* _Exercise aim_
Repeat everything in the material exactly.

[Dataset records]
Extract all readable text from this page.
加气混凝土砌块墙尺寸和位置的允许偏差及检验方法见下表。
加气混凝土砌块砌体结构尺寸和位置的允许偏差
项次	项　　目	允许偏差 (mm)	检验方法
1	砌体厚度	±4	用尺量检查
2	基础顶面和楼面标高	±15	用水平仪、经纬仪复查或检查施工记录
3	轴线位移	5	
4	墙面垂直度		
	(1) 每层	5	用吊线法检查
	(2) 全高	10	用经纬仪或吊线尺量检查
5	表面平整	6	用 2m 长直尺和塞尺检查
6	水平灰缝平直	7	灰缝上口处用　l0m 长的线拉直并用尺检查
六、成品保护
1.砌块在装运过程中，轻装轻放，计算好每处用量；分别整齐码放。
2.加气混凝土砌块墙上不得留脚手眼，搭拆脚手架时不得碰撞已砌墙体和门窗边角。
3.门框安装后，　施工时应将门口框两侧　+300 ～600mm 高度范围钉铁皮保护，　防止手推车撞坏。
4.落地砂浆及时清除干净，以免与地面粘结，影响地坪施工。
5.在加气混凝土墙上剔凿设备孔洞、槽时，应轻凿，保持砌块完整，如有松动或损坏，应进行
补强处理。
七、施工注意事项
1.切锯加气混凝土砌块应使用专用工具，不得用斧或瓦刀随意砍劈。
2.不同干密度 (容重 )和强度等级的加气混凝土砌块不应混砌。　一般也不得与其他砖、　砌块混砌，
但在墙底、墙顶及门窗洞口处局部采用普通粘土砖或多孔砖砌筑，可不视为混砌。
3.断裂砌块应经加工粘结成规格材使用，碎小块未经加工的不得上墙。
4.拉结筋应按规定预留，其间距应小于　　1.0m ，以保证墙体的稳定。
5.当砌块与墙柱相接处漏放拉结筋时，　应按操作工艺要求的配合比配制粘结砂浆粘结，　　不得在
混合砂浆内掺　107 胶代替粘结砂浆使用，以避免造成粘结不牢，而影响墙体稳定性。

* _Task output_
Extract all readable text from this page.
加气混凝土砌块墙尺寸和位置的允许偏差及检验方法见下表。
加气混凝土砌块砌体结构尺寸和位置的允许偏差
项次	项　　目	允许偏差 (mm)	检验方法
1	砌体厚度	±4	用尺量检查
2	基础顶面和楼面标高	±15	用水平仪、经纬仪复查或检查施工记录
3	轴线位移	5	
4	墙面垂直度		
	(1) 每层	5	用吊线法检查
	(2) 全高	10	用经纬仪或吊线尺量检查
5	表面平整	6	用 2m 长直尺和塞尺检查
6	水平灰缝平直	7	灰缝上口处用　l0m 长的线拉直并用尺检查
六、成品保护
1.砌块在装运过程中，轻装轻放，计算好每处用量；分别整齐码放。
2.加气混凝土砌块墙上不得留脚手眼，搭拆脚手架时不得碰撞已砌墙体和门窗边角。
3.门框安装后，　施工时应将门口框两侧　+300 ～600mm 高度范围钉铁皮保护，　防止手推车撞坏。
4.落地砂浆及时清除干净，以免与地面粘结，影响地坪施工。
5.在加气混凝土墙上剔凿设备孔洞、槽时，应轻凿，保持砌块完整，如有松动或损坏，应进行
补强处理。
七、施工注意事项
1.切锯加气混凝土砌块应使用专用工具，不得用斧或瓦刀随意砍劈。
2.不同干密度 (容重 )和强度等级的加气混凝土砌块不应混砌。　一般也不得与其他砖、　砌块混砌，
但在墙底、墙顶及门窗洞口处局部采用普通粘土砖或多孔砖砌筑，可不视为混砌。
3.断裂砌块应经加工粘结成规格材使用，碎小块未经加工的不得上墙。
4.拉结筋应按规定预留，其间距应小于　　1.0m ，以保证墙体的稳定。
5.当砌块与墙柱相接处漏放拉结筋时，　应按操作工艺要求的配合比配制粘结砂浆粘结，　　不得在
混合砂浆内掺　107 胶代替粘结砂浆使用，以避免造成粘结不牢，而影响墙体稳定性。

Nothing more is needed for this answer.